** Start **
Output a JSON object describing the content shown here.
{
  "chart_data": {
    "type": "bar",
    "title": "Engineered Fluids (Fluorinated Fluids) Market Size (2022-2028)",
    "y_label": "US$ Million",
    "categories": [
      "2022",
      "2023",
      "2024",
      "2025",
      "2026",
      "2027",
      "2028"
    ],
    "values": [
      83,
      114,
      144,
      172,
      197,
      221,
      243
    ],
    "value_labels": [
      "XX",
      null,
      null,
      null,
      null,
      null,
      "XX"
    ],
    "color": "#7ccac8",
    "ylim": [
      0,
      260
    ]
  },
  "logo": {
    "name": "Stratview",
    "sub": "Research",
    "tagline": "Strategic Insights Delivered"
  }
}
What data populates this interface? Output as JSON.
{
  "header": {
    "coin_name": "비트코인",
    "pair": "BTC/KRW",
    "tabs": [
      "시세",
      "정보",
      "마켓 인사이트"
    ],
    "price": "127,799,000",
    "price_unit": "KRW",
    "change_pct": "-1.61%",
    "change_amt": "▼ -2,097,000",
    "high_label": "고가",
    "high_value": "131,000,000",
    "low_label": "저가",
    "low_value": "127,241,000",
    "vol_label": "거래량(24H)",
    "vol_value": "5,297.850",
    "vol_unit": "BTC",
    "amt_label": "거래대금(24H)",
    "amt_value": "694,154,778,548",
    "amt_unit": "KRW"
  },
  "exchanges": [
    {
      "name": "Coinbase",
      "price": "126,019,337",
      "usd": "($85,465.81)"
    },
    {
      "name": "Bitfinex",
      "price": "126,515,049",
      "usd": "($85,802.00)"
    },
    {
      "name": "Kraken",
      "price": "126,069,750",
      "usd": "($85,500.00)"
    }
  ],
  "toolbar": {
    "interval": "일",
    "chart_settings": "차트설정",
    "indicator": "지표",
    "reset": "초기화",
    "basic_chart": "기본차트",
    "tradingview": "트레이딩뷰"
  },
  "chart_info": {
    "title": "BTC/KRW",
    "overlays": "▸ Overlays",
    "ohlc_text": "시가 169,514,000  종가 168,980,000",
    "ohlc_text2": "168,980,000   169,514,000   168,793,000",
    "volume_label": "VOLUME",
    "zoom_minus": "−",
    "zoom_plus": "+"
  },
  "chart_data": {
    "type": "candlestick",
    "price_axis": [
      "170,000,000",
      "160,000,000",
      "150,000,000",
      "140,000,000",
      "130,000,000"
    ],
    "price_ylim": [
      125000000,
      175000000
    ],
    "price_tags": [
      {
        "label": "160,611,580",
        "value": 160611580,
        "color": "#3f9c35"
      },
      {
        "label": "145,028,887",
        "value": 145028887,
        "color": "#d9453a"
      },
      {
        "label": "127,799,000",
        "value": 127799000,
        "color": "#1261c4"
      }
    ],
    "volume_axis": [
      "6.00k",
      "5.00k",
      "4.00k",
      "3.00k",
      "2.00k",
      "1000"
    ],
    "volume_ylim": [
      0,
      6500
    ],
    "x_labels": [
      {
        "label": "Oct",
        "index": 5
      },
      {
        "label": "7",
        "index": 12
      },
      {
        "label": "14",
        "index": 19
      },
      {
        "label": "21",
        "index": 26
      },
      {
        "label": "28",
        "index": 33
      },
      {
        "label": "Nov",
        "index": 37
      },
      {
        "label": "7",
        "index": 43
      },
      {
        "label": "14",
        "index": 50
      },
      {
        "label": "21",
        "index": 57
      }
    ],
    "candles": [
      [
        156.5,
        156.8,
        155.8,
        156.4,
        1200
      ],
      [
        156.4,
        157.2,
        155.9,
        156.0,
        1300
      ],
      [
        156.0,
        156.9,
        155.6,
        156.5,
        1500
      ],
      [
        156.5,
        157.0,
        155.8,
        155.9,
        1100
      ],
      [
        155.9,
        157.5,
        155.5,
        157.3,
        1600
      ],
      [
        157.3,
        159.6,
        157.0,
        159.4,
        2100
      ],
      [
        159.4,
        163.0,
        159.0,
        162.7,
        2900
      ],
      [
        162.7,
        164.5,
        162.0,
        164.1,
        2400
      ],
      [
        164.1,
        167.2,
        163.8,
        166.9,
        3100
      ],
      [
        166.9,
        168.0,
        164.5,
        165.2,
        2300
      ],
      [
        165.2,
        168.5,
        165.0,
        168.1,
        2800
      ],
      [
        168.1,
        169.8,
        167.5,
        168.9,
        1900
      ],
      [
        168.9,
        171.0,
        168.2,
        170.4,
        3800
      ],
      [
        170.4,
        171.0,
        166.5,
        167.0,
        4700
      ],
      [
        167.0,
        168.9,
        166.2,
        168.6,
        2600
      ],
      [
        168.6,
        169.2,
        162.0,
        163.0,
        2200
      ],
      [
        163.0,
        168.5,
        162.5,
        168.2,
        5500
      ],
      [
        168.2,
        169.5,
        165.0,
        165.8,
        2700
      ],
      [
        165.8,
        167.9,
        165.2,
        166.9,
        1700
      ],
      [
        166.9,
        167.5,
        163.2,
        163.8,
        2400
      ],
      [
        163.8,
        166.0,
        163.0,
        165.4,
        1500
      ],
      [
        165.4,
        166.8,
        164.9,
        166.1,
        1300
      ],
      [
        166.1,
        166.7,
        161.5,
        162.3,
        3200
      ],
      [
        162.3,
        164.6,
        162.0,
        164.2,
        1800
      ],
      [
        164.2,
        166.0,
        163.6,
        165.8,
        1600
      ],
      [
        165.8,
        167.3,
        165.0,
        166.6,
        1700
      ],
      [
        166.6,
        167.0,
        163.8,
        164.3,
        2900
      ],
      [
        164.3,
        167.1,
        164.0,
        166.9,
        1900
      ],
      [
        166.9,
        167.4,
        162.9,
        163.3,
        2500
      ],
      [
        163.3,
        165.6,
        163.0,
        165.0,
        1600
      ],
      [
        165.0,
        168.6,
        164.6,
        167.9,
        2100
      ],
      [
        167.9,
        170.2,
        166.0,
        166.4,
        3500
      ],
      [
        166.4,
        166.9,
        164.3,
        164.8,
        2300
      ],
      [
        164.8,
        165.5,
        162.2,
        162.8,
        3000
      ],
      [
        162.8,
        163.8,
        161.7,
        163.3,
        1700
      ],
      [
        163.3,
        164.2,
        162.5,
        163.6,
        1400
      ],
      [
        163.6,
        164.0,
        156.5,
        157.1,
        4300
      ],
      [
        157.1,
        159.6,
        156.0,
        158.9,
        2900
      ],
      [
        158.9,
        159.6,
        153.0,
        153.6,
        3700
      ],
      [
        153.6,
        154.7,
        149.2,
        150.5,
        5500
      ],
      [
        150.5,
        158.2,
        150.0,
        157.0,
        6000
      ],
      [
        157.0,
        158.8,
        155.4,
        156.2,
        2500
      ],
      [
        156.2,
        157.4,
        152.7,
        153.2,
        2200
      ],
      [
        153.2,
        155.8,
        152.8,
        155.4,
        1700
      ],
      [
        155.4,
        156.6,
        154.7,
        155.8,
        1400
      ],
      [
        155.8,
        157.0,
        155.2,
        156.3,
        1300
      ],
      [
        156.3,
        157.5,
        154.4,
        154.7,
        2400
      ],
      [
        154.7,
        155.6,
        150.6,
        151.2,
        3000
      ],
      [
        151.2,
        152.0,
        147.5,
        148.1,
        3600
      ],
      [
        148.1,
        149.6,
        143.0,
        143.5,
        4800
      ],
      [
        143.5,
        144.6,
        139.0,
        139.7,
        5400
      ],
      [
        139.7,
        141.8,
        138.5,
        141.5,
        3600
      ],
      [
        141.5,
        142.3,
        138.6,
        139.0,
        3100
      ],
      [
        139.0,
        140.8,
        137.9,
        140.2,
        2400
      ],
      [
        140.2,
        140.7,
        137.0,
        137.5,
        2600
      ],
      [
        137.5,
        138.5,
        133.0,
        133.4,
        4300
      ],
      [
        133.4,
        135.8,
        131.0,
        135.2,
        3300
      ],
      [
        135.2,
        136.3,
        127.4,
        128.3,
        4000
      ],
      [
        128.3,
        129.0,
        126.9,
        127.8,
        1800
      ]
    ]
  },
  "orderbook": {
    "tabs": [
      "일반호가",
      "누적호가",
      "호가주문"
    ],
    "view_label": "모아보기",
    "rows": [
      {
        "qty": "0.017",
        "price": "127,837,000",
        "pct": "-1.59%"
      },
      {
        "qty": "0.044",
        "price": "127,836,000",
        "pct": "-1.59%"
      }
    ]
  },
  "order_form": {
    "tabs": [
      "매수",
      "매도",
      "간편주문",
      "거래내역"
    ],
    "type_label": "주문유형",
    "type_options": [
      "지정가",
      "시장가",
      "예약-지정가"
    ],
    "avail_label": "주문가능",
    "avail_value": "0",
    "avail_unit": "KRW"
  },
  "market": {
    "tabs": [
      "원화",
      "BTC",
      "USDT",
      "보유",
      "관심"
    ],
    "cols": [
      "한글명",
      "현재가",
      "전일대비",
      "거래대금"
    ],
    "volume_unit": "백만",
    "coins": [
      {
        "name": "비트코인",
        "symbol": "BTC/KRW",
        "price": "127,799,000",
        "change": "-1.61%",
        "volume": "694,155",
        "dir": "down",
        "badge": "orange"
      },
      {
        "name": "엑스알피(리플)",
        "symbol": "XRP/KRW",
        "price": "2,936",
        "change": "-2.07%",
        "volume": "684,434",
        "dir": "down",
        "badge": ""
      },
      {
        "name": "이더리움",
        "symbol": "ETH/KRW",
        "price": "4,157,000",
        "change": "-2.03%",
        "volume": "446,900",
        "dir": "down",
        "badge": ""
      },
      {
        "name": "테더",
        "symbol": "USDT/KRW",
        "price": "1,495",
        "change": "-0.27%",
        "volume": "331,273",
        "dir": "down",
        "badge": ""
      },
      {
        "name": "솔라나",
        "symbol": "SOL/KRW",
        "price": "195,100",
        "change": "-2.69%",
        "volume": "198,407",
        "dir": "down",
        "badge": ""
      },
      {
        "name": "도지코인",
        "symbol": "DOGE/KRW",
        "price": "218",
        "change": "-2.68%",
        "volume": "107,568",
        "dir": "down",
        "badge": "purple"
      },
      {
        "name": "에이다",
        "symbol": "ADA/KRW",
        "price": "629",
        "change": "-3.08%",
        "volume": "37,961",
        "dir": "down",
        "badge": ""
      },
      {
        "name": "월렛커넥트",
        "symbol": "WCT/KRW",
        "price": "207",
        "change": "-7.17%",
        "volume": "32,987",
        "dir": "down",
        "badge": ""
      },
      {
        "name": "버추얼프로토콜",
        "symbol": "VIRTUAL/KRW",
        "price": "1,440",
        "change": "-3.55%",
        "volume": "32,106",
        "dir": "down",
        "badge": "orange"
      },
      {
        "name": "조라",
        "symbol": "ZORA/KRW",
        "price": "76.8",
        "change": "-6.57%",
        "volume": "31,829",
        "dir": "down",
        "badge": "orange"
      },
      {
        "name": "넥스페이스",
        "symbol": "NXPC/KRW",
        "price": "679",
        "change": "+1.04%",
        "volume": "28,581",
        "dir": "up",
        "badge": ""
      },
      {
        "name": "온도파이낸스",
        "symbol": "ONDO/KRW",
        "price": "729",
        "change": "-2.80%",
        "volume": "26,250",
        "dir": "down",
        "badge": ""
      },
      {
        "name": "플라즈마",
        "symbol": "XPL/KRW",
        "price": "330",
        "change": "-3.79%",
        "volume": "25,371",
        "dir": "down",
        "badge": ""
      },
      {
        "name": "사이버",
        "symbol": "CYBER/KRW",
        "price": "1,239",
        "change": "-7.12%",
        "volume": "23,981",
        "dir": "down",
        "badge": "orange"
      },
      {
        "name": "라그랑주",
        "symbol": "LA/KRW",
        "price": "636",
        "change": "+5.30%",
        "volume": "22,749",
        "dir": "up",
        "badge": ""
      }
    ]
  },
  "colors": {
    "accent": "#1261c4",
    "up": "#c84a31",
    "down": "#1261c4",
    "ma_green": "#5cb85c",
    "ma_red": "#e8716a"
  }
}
** End **
→ **What is being asked**
Select and copy every line from the records that includes the word "Output".

→ **Full answer**
Output a JSON object describing the content shown here.
What data populates this interface? Output as JSON.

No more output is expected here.